## STATED PROBLEM:
Show every line in the records below that contains the word "四字熟語".

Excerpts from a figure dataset

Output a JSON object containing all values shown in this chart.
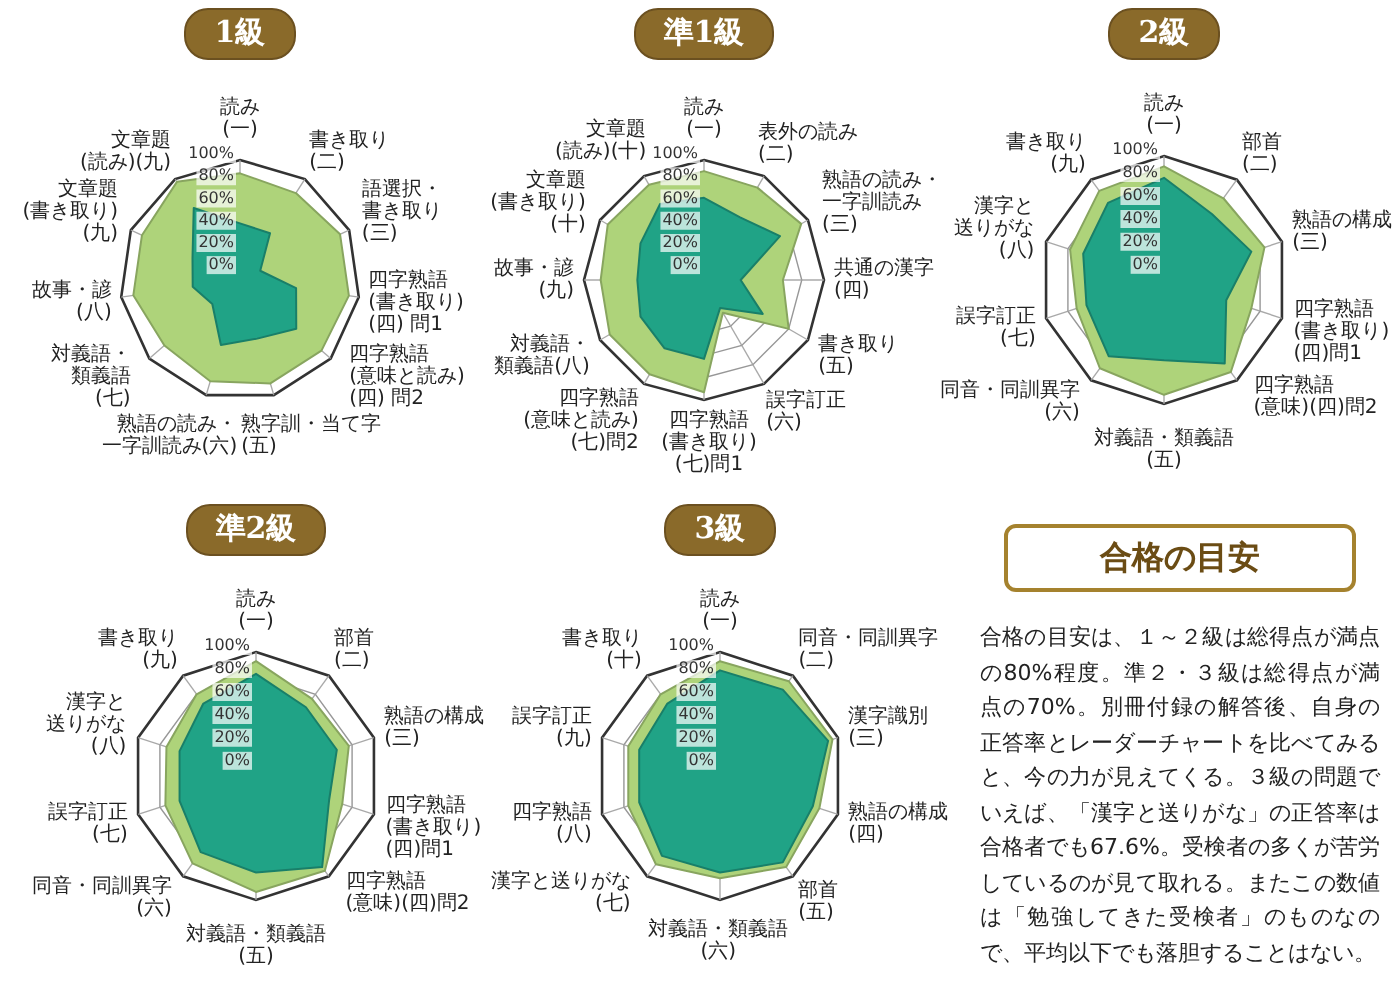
{
  "chart_data": [
    {
      "type": "radar",
      "title": "1級",
      "categories": [
        "読み\n(一)",
        "書き取り\n(二)",
        "語選択・書き取り\n(三)",
        "四字熟語\n(書き取り)\n(四) 問1",
        "四字熟語\n(意味と読み)\n(四) 問2",
        "熟字訓・当て字\n(五)",
        "熟語の読み・一字訓読み(六)",
        "対義語・類義語\n(七)",
        "故事・諺\n(八)",
        "文章題\n(書き取り)\n(九)",
        "文章題\n(読み)(九)"
      ],
      "series": [
        {
          "color": "#aed37a",
          "values": [
            88,
            85,
            91,
            91,
            89,
            89,
            87,
            82,
            89,
            89,
            97
          ]
        },
        {
          "color": "#20a386",
          "values": [
            43,
            42,
            12,
            43,
            59,
            47,
            53,
            25,
            35,
            39,
            69
          ]
        }
      ],
      "ylim": [
        -8,
        100
      ],
      "yticks": [
        {
          "value": 0,
          "label": "0%"
        },
        {
          "value": 20,
          "label": "20%"
        },
        {
          "value": 40,
          "label": "40%"
        },
        {
          "value": 60,
          "label": "60%"
        },
        {
          "value": 80,
          "label": "80%"
        },
        {
          "value": 100,
          "label": "100%"
        }
      ],
      "grid": true,
      "marker": "none"
    },
    {
      "type": "radar",
      "title": "準1級",
      "categories": [
        "読み\n(一)",
        "表外の読み\n(二)",
        "熟語の読み・一字訓読み\n(三)",
        "共通の漢字\n(四)",
        "書き取り\n(五)",
        "誤字訂正\n(六)",
        "四字熟語\n(書き取り)(七)問1",
        "四字熟語\n(意味と読み)\n(七)問2",
        "対義語・類義語(八)",
        "故事・諺\n(九)",
        "文章題\n(書き取り)\n(十)",
        "文章題\n(読み)(十)"
      ],
      "series": [
        {
          "color": "#aed37a",
          "values": [
            90,
            88,
            93,
            63,
            80,
            26,
            93,
            90,
            90,
            85,
            92,
            91
          ]
        },
        {
          "color": "#20a386",
          "values": [
            66,
            57,
            71,
            25,
            53,
            21,
            63,
            63,
            58,
            52,
            58,
            71
          ]
        }
      ],
      "ylim": [
        -8,
        100
      ],
      "yticks": [
        {
          "value": 0,
          "label": "0%"
        },
        {
          "value": 20,
          "label": "20%"
        },
        {
          "value": 40,
          "label": "40%"
        },
        {
          "value": 60,
          "label": "60%"
        },
        {
          "value": 80,
          "label": "80%"
        },
        {
          "value": 100,
          "label": "100%"
        }
      ],
      "grid": true,
      "marker": "none"
    },
    {
      "type": "radar",
      "title": "2級",
      "categories": [
        "読み\n(一)",
        "部首\n(二)",
        "熟語の構成\n(三)",
        "四字熟語\n(書き取り)\n(四)問1",
        "四字熟語\n(意味)(四)問2",
        "対義語・類義語\n(五)",
        "同音・同訓異字(六)",
        "誤字訂正\n(七)",
        "漢字と送りがな\n(八)",
        "書き取り\n(九)"
      ],
      "series": [
        {
          "color": "#aed37a",
          "values": [
            91,
            80,
            84,
            72,
            91,
            92,
            87,
            72,
            78,
            88
          ]
        },
        {
          "color": "#20a386",
          "values": [
            81,
            63,
            72,
            49,
            82,
            62,
            74,
            63,
            66,
            75
          ]
        }
      ],
      "ylim": [
        -8,
        100
      ],
      "yticks": [
        {
          "value": 0,
          "label": "0%"
        },
        {
          "value": 20,
          "label": "20%"
        },
        {
          "value": 40,
          "label": "40%"
        },
        {
          "value": 60,
          "label": "60%"
        },
        {
          "value": 80,
          "label": "80%"
        },
        {
          "value": 100,
          "label": "100%"
        }
      ],
      "grid": true,
      "marker": "none"
    },
    {
      "type": "radar",
      "title": "準2級",
      "categories": [
        "読み\n(一)",
        "部首\n(二)",
        "熟語の構成\n(三)",
        "四字熟語\n(書き取り)\n(四)問1",
        "四字熟語\n(意味)(四)問2",
        "対義語・類義語\n(五)",
        "同音・同訓異字\n(六)",
        "誤字訂正\n(七)",
        "漢字と送りがな\n(八)",
        "書き取り\n(九)"
      ],
      "series": [
        {
          "color": "#aed37a",
          "values": [
            92,
            75,
            77,
            71,
            94,
            93,
            86,
            75,
            74,
            80
          ]
        },
        {
          "color": "#20a386",
          "values": [
            81,
            66,
            66,
            59,
            90,
            76,
            74,
            62,
            62,
            70
          ]
        }
      ],
      "ylim": [
        -8,
        100
      ],
      "yticks": [
        {
          "value": 0,
          "label": "0%"
        },
        {
          "value": 20,
          "label": "20%"
        },
        {
          "value": 40,
          "label": "40%"
        },
        {
          "value": 60,
          "label": "60%"
        },
        {
          "value": 80,
          "label": "80%"
        },
        {
          "value": 100,
          "label": "100%"
        }
      ],
      "grid": true,
      "marker": "none"
    },
    {
      "type": "radar",
      "title": "3級",
      "categories": [
        "読み\n(一)",
        "同音・同訓異字\n(二)",
        "漢字識別\n(三)",
        "熟語の構成\n(四)",
        "部首\n(五)",
        "対義語・類義語\n(六)",
        "漢字と送りがな\n(七)",
        "四字熟語\n(八)",
        "誤字訂正\n(九)",
        "書き取り\n(十)"
      ],
      "series": [
        {
          "color": "#aed37a",
          "values": [
            92,
            94,
            95,
            83,
            90,
            81,
            87,
            76,
            76,
            80
          ]
        },
        {
          "color": "#20a386",
          "values": [
            84,
            85,
            91,
            77,
            85,
            76,
            78,
            66,
            66,
            70
          ]
        }
      ],
      "ylim": [
        -8,
        100
      ],
      "yticks": [
        {
          "value": 0,
          "label": "0%"
        },
        {
          "value": 20,
          "label": "20%"
        },
        {
          "value": 40,
          "label": "40%"
        },
        {
          "value": 60,
          "label": "60%"
        },
        {
          "value": 80,
          "label": "80%"
        },
        {
          "value": 100,
          "label": "100%"
        }
      ],
      "grid": true,
      "marker": "none"
    },
    {
      "type": "other",
      "title": "合格の目安",
      "annotations": [
        "合格の目安は、１～２級は総得点が満点の80%程度。準２・３級は総得点が満点の70%。別冊付録の解答後、自身の正答率とレーダーチャートを比べてみると、今の力が見えてくる。３級の問題でいえば、「漢字と送りがな」の正答率は合格者でも67.6%。受検者の多くが苦労しているのが見て取れる。またこの数値は「勉強してきた受検者」のものなので、平均以下でも落胆することはない。"
      ]
    }
  ]
}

## TASK OUTPUT:
        "四字熟語\n(書き取り)\n(四) 問1",
        "四字熟語\n(意味と読み)\n(四) 問2",
        "四字熟語\n(書き取り)(七)問1",
        "四字熟語\n(意味と読み)\n(七)問2",
        "四字熟語\n(書き取り)\n(四)問1",
        "四字熟語\n(意味)(四)問2",
        "四字熟語\n(書き取り)\n(四)問1",
        "四字熟語\n(意味)(四)問2",
        "四字熟語\n(八)",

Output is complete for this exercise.